# [Work to be completed]
Go through the entries below, tally each line with the string "xlabel", and give the final number by itself.

# [Records provided]

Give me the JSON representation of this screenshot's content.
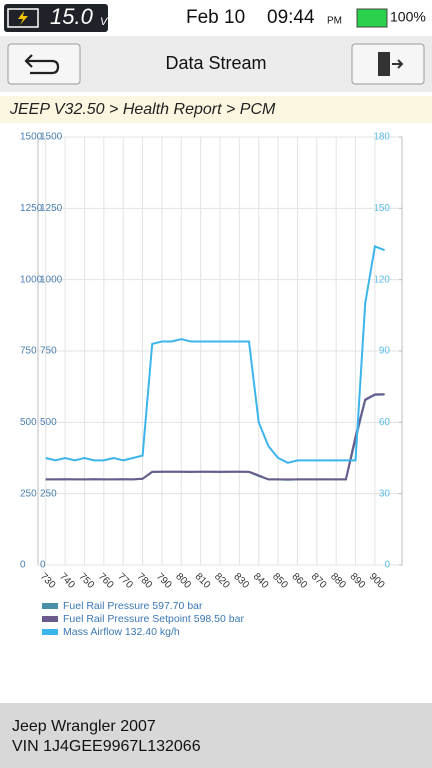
{
  "status_bar": {
    "voltage": "15.0",
    "voltage_unit": "V",
    "date": "Feb 10",
    "time": "09:44",
    "meridiem": "PM",
    "battery": "100%"
  },
  "header": {
    "title": "Data Stream"
  },
  "breadcrumb": "JEEP V32.50 > Health Report > PCM",
  "chart_data": {
    "type": "line",
    "x": [
      730,
      735,
      740,
      745,
      750,
      755,
      760,
      765,
      770,
      775,
      780,
      785,
      790,
      795,
      800,
      805,
      810,
      815,
      820,
      825,
      830,
      835,
      840,
      845,
      850,
      855,
      860,
      865,
      870,
      875,
      880,
      885,
      890,
      895,
      900,
      905
    ],
    "xlim": [
      726,
      914
    ],
    "xticks": [
      730,
      740,
      750,
      760,
      770,
      780,
      790,
      800,
      810,
      820,
      830,
      840,
      850,
      860,
      870,
      880,
      890,
      900
    ],
    "ylim": [
      0,
      1500
    ],
    "yticks": [
      0,
      250,
      500,
      750,
      1000,
      1250,
      1500
    ],
    "y2lim": [
      0,
      180
    ],
    "y2ticks": [
      0,
      30,
      60,
      90,
      120,
      150,
      180
    ],
    "grid": true,
    "series": [
      {
        "name": "Fuel Rail Pressure 597.70 bar",
        "color": "#4a8fa8",
        "values": [
          300,
          300,
          301,
          300,
          300,
          301,
          300,
          300,
          301,
          300,
          302,
          326,
          327,
          327,
          327,
          326,
          327,
          327,
          326,
          327,
          327,
          326,
          312,
          300,
          300,
          299,
          300,
          300,
          300,
          300,
          300,
          300,
          440,
          578,
          596,
          597.7
        ]
      },
      {
        "name": "Fuel Rail Pressure Setpoint 598.50 bar",
        "color": "#6b5b8c",
        "values": [
          300,
          300,
          300,
          300,
          300,
          300,
          300,
          300,
          300,
          300,
          302,
          327,
          327,
          327,
          327,
          327,
          327,
          327,
          327,
          327,
          327,
          327,
          314,
          300,
          300,
          300,
          300,
          300,
          300,
          300,
          300,
          300,
          450,
          580,
          598,
          598.5
        ]
      },
      {
        "name": "Mass Airflow 132.40 kg/h",
        "color": "#3cb5ec",
        "axis": "y2",
        "values": [
          45,
          44,
          45,
          44,
          45,
          44,
          44,
          45,
          44,
          45,
          46,
          93,
          94,
          94,
          95,
          94,
          94,
          94,
          94,
          94,
          94,
          94,
          60,
          50,
          45,
          43,
          44,
          44,
          44,
          44,
          44,
          44,
          44,
          110,
          134,
          132.4
        ]
      }
    ]
  },
  "footer": {
    "vehicle": "Jeep Wrangler 2007",
    "vin": "VIN 1J4GEE9967L132066"
  }
}
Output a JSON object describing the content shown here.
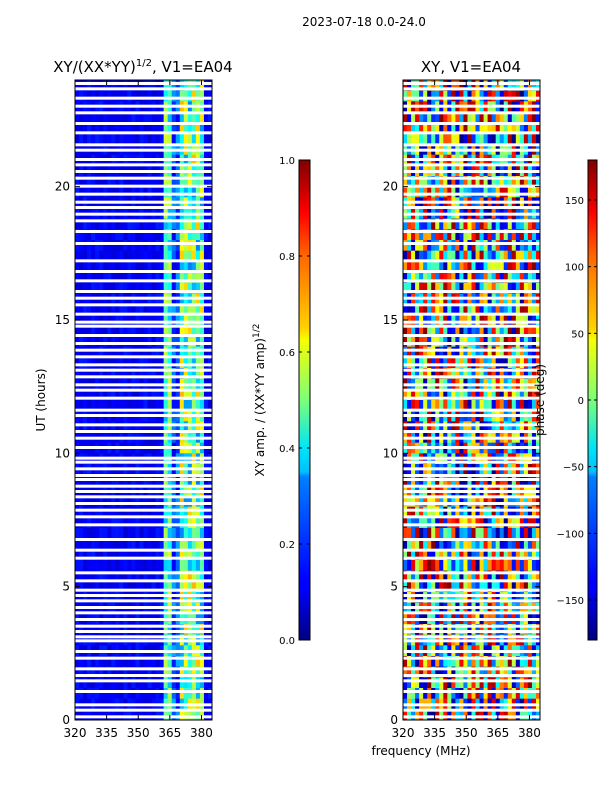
{
  "chart_data": [
    {
      "type": "heatmap",
      "title": "XY/(XX*YY)1/2, V1=EA04",
      "title_base": "XY/(XX*YY)",
      "title_sup": "1/2",
      "title_rest": ", V1=EA04",
      "xlabel": "",
      "ylabel": "UT (hours)",
      "xlim": [
        320,
        385
      ],
      "ylim": [
        0,
        24
      ],
      "xticks": [
        320,
        335,
        350,
        365,
        380
      ],
      "yticks": [
        0,
        5,
        10,
        15,
        20
      ],
      "colorbar": {
        "label": "XY amp. / (XX*YY amp)1/2",
        "label_base": "XY amp. / (XX*YY amp)",
        "label_sup": "1/2",
        "range": [
          0.0,
          1.0
        ],
        "ticks": [
          "0.0",
          "0.2",
          "0.4",
          "0.6",
          "0.8",
          "1.0"
        ],
        "tick_values": [
          0.0,
          0.2,
          0.4,
          0.6,
          0.8,
          1.0
        ],
        "colormap": "jet"
      }
    },
    {
      "type": "heatmap",
      "title": "XY, V1=EA04",
      "xlabel": "frequency (MHz)",
      "ylabel": "",
      "xlim": [
        320,
        385
      ],
      "ylim": [
        0,
        24
      ],
      "xticks": [
        320,
        335,
        350,
        365,
        380
      ],
      "yticks": [
        0,
        5,
        10,
        15,
        20
      ],
      "colorbar": {
        "label": "phase (deg)",
        "range": [
          -180,
          180
        ],
        "ticks": [
          "−150",
          "−100",
          "−50",
          "0",
          "50",
          "100",
          "150"
        ],
        "tick_values": [
          -150,
          -100,
          -50,
          0,
          50,
          100,
          150
        ],
        "colormap": "jet"
      }
    }
  ],
  "suptitle": "2023-07-18 0.0-24.0",
  "gap_hours": [
    0.1,
    0.35,
    0.55,
    1.05,
    1.45,
    1.65,
    1.9,
    2.3,
    2.55,
    2.95,
    3.1,
    3.3,
    3.5,
    3.75,
    4.0,
    4.2,
    4.45,
    4.65,
    4.85,
    5.2,
    5.5,
    6.05,
    6.35,
    6.75,
    7.3,
    7.6,
    7.85,
    8.1,
    8.35,
    8.55,
    8.75,
    9.0,
    9.15,
    9.4,
    9.65,
    9.8,
    10.2,
    10.55,
    10.8,
    11.05,
    11.4,
    11.6,
    12.05,
    12.35,
    12.55,
    12.85,
    13.1,
    13.3,
    13.6,
    13.85,
    14.1,
    14.4,
    14.75,
    14.9,
    15.2,
    15.55,
    15.8,
    16.05,
    16.45,
    16.8,
    17.2,
    17.85,
    18.3,
    18.7,
    18.95,
    19.2,
    19.4,
    19.7,
    20.0,
    20.3,
    20.55,
    20.8,
    21.0,
    21.35,
    21.55,
    22.0,
    22.35,
    22.75,
    23.0,
    23.3,
    23.65,
    23.85
  ]
}
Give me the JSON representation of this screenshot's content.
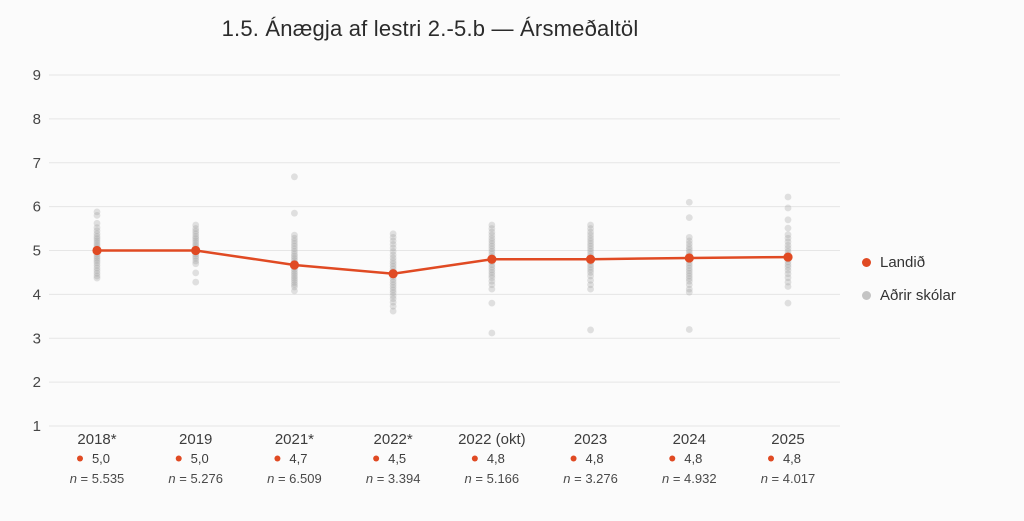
{
  "title": "1.5. Ánægja af lestri 2.-5.b — Ársmeðaltöl",
  "colors": {
    "background": "#fbfbfb",
    "grid": "#e6e6e6",
    "accent_red": "#e04a23",
    "scatter_gray": "#9e9e9e",
    "legend_gray": "#c4c4c4",
    "title_text": "#2b2b2b",
    "axis_text": "#3d3d3d"
  },
  "legend": {
    "items": [
      {
        "label": "Landið",
        "color": "#e04a23"
      },
      {
        "label": "Aðrir skólar",
        "color": "#c4c4c4"
      }
    ]
  },
  "chart_data": {
    "type": "line",
    "title": "1.5. Ánægja af lestri 2.-5.b — Ársmeðaltöl",
    "xlabel": "",
    "ylabel": "",
    "ylim": [
      1,
      9
    ],
    "yticks": [
      9,
      8,
      7,
      6,
      5,
      4,
      3,
      2,
      1
    ],
    "grid": true,
    "legend_position": "right",
    "categories": [
      "2018*",
      "2019",
      "2021*",
      "2022*",
      "2022 (okt)",
      "2023",
      "2024",
      "2025"
    ],
    "n_labels": [
      "n = 5.535",
      "n = 5.276",
      "n = 6.509",
      "n = 3.394",
      "n = 5.166",
      "n = 3.276",
      "n = 4.932",
      "n = 4.017"
    ],
    "series": [
      {
        "name": "Landið",
        "kind": "line",
        "color": "#e04a23",
        "values": [
          5.0,
          5.0,
          4.67,
          4.47,
          4.8,
          4.8,
          4.83,
          4.85
        ],
        "value_labels": [
          "5,0",
          "5,0",
          "4,7",
          "4,5",
          "4,8",
          "4,8",
          "4,8",
          "4,8"
        ]
      },
      {
        "name": "Aðrir skólar",
        "kind": "scatter",
        "color": "#9e9e9e",
        "opacity": 0.3,
        "points_by_category": [
          [
            5.88,
            5.8,
            5.62,
            5.52,
            5.45,
            5.38,
            5.32,
            5.27,
            5.22,
            5.17,
            5.12,
            5.07,
            5.02,
            4.97,
            4.92,
            4.87,
            4.82,
            4.77,
            4.72,
            4.66,
            4.6,
            4.54,
            4.48,
            4.42,
            4.37
          ],
          [
            5.58,
            5.5,
            5.44,
            5.38,
            5.32,
            5.27,
            5.22,
            5.17,
            5.12,
            5.07,
            5.02,
            4.97,
            4.92,
            4.87,
            4.82,
            4.76,
            4.7,
            4.49,
            4.28
          ],
          [
            6.68,
            5.85,
            5.35,
            5.28,
            5.22,
            5.16,
            5.1,
            5.04,
            4.98,
            4.92,
            4.87,
            4.82,
            4.77,
            4.72,
            4.67,
            4.62,
            4.57,
            4.52,
            4.47,
            4.42,
            4.37,
            4.32,
            4.27,
            4.22,
            4.17,
            4.08
          ],
          [
            5.38,
            5.3,
            5.22,
            5.14,
            5.06,
            4.98,
            4.9,
            4.83,
            4.76,
            4.7,
            4.64,
            4.58,
            4.52,
            4.46,
            4.4,
            4.34,
            4.28,
            4.22,
            4.16,
            4.1,
            4.04,
            3.97,
            3.9,
            3.82,
            3.73,
            3.62
          ],
          [
            5.58,
            5.5,
            5.42,
            5.35,
            5.28,
            5.22,
            5.16,
            5.1,
            5.04,
            4.98,
            4.92,
            4.86,
            4.8,
            4.74,
            4.68,
            4.62,
            4.56,
            4.5,
            4.44,
            4.38,
            4.3,
            4.22,
            4.12,
            3.8,
            3.12
          ],
          [
            5.58,
            5.5,
            5.42,
            5.35,
            5.28,
            5.22,
            5.16,
            5.1,
            5.04,
            4.98,
            4.92,
            4.86,
            4.8,
            4.74,
            4.68,
            4.62,
            4.56,
            4.5,
            4.42,
            4.32,
            4.22,
            4.12,
            3.19
          ],
          [
            6.1,
            5.75,
            5.3,
            5.22,
            5.15,
            5.08,
            5.02,
            4.96,
            4.9,
            4.84,
            4.78,
            4.72,
            4.66,
            4.6,
            4.54,
            4.48,
            4.42,
            4.36,
            4.3,
            4.22,
            4.12,
            4.05,
            3.2
          ],
          [
            6.22,
            5.97,
            5.7,
            5.51,
            5.36,
            5.28,
            5.2,
            5.12,
            5.05,
            4.98,
            4.92,
            4.86,
            4.8,
            4.74,
            4.68,
            4.62,
            4.55,
            4.47,
            4.38,
            4.28,
            4.18,
            3.8
          ]
        ]
      }
    ]
  }
}
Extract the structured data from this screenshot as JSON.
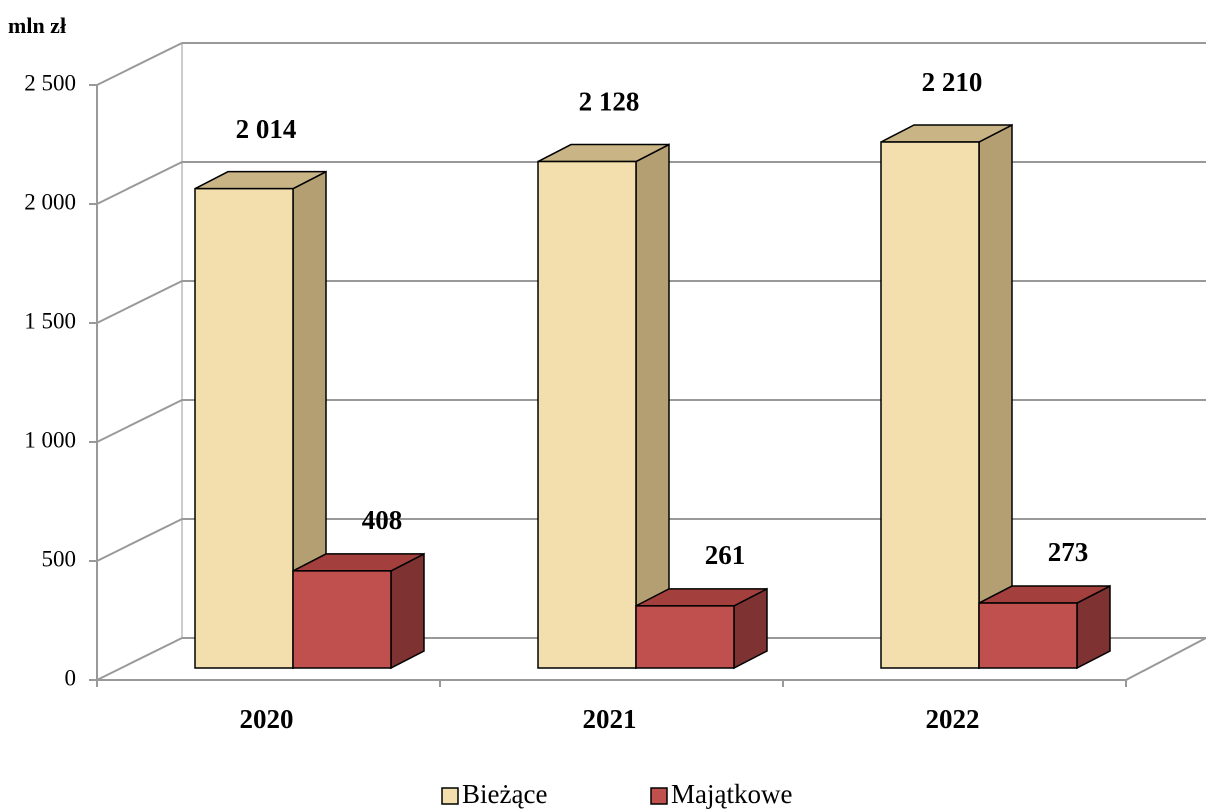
{
  "chart_data": {
    "type": "bar3d",
    "unit_label": "mln zł",
    "categories": [
      "2020",
      "2021",
      "2022"
    ],
    "series": [
      {
        "name": "Bieżące",
        "color": "#f3dfae",
        "side_color": "#b39f72",
        "top_color": "#c9b485",
        "values": [
          2014,
          2128,
          2210
        ],
        "value_labels": [
          "2 014",
          "2 128",
          "2 210"
        ]
      },
      {
        "name": "Majątkowe",
        "color": "#c0504d",
        "side_color": "#7e3232",
        "top_color": "#a33f3c",
        "values": [
          408,
          261,
          273
        ]
      }
    ],
    "ylim": [
      0,
      2500
    ],
    "yticks": [
      0,
      500,
      {
        "value": 1000,
        "label": "1 000"
      },
      {
        "value": 1500,
        "label": "1 500"
      },
      {
        "value": 2000,
        "label": "2 000"
      },
      {
        "value": 2500,
        "label": "2 500"
      }
    ],
    "grid": true,
    "legend": "bottom"
  }
}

# [Task answer]
3